Written problem: Starting at the line that contains "What does this", copy each line through the end of the listing below. Include both ends and output nothing more.

Data excerpts
^^^^^^^^

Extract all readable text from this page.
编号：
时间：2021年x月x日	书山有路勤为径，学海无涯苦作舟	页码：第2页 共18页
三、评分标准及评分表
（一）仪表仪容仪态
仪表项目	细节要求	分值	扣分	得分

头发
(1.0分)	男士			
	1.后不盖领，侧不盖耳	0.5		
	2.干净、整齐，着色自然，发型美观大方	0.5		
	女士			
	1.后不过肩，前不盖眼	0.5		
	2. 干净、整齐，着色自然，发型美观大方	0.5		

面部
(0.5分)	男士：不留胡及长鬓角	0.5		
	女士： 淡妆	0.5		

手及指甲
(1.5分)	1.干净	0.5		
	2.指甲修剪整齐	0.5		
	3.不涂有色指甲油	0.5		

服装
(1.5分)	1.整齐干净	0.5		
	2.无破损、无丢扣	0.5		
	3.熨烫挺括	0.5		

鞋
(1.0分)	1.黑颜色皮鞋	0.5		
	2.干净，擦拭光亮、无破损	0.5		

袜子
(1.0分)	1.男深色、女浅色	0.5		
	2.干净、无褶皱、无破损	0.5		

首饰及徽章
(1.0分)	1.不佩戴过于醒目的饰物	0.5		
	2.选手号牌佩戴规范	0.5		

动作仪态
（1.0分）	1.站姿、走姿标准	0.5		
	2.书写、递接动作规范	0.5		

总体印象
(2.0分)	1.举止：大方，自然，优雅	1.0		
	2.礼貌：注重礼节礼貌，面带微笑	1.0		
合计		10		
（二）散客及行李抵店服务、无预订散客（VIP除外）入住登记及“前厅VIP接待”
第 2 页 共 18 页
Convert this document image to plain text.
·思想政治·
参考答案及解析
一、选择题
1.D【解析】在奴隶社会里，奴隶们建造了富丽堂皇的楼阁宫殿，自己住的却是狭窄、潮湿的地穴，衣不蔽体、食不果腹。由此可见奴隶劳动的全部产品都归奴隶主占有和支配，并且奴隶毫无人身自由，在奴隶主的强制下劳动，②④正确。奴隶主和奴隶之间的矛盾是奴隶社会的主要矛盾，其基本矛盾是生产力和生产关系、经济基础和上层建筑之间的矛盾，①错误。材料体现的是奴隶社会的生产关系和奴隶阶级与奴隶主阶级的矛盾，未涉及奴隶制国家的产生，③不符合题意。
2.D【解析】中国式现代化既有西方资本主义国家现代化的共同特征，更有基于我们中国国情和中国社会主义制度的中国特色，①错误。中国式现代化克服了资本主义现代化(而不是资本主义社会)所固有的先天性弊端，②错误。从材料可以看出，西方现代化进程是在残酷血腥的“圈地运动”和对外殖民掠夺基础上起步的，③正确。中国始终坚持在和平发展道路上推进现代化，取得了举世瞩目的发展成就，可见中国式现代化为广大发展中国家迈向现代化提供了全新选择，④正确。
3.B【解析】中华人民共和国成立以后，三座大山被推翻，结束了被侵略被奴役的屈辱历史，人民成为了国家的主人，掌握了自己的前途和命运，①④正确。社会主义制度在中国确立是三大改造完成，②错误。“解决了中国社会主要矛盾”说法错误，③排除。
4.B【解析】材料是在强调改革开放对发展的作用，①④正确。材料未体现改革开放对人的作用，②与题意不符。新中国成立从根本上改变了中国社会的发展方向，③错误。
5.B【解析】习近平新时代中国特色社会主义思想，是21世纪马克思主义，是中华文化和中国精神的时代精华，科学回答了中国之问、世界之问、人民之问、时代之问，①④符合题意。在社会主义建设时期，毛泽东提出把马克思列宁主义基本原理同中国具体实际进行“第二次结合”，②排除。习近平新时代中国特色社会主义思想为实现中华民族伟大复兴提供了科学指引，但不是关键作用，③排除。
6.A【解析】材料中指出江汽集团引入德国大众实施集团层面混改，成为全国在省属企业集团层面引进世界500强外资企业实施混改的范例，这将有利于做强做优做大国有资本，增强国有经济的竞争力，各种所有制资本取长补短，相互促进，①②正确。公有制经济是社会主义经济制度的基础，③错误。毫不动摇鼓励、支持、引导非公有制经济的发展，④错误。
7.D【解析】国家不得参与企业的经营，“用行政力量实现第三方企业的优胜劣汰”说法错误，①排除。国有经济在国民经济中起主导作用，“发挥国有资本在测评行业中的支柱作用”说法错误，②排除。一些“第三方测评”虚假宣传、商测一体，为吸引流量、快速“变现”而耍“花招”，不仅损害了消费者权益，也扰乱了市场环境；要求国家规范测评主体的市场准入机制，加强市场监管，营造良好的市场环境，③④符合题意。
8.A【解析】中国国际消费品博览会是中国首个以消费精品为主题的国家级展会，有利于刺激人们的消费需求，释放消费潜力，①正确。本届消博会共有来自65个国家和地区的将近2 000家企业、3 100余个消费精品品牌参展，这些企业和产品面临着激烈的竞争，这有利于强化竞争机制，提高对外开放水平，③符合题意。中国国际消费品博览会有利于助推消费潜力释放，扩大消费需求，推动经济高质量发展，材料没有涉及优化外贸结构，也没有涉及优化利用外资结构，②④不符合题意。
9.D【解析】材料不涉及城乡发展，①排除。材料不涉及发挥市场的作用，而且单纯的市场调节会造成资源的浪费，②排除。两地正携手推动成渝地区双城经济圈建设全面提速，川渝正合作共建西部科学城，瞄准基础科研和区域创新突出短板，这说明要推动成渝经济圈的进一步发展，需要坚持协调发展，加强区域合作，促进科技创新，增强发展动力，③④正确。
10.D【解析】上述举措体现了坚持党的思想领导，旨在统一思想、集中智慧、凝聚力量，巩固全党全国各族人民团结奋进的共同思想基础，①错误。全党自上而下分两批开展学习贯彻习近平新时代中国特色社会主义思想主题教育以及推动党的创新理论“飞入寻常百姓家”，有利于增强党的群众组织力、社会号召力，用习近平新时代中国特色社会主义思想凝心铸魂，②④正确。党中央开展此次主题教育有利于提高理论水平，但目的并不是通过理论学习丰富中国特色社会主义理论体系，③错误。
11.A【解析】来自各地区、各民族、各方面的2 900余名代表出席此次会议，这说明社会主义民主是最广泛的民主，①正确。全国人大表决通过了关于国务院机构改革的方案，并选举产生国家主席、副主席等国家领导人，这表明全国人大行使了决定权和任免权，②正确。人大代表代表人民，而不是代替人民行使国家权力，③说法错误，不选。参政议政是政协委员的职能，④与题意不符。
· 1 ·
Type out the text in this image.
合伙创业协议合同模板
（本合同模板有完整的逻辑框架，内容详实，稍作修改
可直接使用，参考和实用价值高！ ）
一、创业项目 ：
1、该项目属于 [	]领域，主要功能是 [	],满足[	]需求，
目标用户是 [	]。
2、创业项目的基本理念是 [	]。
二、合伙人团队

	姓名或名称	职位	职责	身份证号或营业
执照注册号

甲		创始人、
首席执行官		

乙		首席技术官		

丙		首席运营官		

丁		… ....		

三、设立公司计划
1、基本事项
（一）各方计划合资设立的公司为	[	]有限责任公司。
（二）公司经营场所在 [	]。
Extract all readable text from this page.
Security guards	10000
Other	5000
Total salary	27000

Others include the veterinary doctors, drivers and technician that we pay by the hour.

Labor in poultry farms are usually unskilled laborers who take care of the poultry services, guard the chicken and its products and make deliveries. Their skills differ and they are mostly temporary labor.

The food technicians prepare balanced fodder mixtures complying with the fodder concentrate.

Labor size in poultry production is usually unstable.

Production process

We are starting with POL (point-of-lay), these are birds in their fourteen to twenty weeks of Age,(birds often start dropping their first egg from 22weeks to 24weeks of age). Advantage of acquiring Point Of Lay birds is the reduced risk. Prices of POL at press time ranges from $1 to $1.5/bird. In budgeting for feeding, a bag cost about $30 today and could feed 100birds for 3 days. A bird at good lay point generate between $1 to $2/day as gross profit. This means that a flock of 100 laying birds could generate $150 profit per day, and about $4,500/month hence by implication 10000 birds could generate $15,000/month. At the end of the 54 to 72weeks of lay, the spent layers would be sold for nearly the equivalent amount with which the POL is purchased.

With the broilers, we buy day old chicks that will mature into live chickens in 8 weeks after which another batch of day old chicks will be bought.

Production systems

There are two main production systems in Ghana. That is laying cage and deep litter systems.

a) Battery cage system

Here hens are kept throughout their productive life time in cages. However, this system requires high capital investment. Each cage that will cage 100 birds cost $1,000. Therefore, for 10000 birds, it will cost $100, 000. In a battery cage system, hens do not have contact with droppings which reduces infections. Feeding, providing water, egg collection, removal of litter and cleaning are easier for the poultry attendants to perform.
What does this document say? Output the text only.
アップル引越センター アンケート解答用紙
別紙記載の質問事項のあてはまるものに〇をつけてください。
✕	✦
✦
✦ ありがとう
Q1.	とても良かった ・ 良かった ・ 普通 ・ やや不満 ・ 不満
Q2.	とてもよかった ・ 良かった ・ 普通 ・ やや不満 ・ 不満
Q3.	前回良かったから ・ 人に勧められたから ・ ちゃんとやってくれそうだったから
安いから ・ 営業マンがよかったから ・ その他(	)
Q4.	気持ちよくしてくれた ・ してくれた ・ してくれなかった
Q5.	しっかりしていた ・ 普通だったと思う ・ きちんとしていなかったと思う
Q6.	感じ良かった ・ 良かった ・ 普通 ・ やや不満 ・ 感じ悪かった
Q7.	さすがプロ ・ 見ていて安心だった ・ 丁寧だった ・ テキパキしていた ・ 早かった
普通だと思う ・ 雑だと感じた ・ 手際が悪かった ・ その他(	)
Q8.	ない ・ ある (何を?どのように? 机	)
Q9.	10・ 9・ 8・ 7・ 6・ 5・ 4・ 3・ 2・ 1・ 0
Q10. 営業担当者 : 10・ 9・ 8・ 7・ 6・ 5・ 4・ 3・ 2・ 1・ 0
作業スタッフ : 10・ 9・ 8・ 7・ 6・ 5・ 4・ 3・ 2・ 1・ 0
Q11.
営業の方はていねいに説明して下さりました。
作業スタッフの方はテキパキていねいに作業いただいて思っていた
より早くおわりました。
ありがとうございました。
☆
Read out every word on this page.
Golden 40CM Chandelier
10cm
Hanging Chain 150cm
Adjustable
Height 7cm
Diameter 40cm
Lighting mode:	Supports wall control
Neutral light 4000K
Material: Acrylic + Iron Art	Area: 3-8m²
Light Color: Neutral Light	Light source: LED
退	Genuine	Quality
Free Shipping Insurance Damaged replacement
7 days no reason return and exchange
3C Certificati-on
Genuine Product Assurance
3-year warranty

^^^^^^^^

Solution:
What does this document say? Output the text only.
アップル引越センター アンケート解答用紙
別紙記載の質問事項のあてはまるものに〇をつけてください。
✕	✦
✦
✦ ありがとう
Q1.	とても良かった ・ 良かった ・ 普通 ・ やや不満 ・ 不満
Q2.	とてもよかった ・ 良かった ・ 普通 ・ やや不満 ・ 不満
Q3.	前回良かったから ・ 人に勧められたから ・ ちゃんとやってくれそうだったから
安いから ・ 営業マンがよかったから ・ その他(	)
Q4.	気持ちよくしてくれた ・ してくれた ・ してくれなかった
Q5.	しっかりしていた ・ 普通だったと思う ・ きちんとしていなかったと思う
Q6.	感じ良かった ・ 良かった ・ 普通 ・ やや不満 ・ 感じ悪かった
Q7.	さすがプロ ・ 見ていて安心だった ・ 丁寧だった ・ テキパキしていた ・ 早かった
普通だと思う ・ 雑だと感じた ・ 手際が悪かった ・ その他(	)
Q8.	ない ・ ある (何を?どのように? 机	)
Q9.	10・ 9・ 8・ 7・ 6・ 5・ 4・ 3・ 2・ 1・ 0
Q10. 営業担当者 : 10・ 9・ 8・ 7・ 6・ 5・ 4・ 3・ 2・ 1・ 0
作業スタッフ : 10・ 9・ 8・ 7・ 6・ 5・ 4・ 3・ 2・ 1・ 0
Q11.
営業の方はていねいに説明して下さりました。
作業スタッフの方はテキパキていねいに作業いただいて思っていた
より早くおわりました。
ありがとうございました。
☆
Read out every word on this page.
Golden 40CM Chandelier
10cm
Hanging Chain 150cm
Adjustable
Height 7cm
Diameter 40cm
Lighting mode:	Supports wall control
Neutral light 4000K
Material: Acrylic + Iron Art	Area: 3-8m²
Light Color: Neutral Light	Light source: LED
退	Genuine	Quality
Free Shipping Insurance Damaged replacement
7 days no reason return and exchange
3C Certificati-on
Genuine Product Assurance
3-year warranty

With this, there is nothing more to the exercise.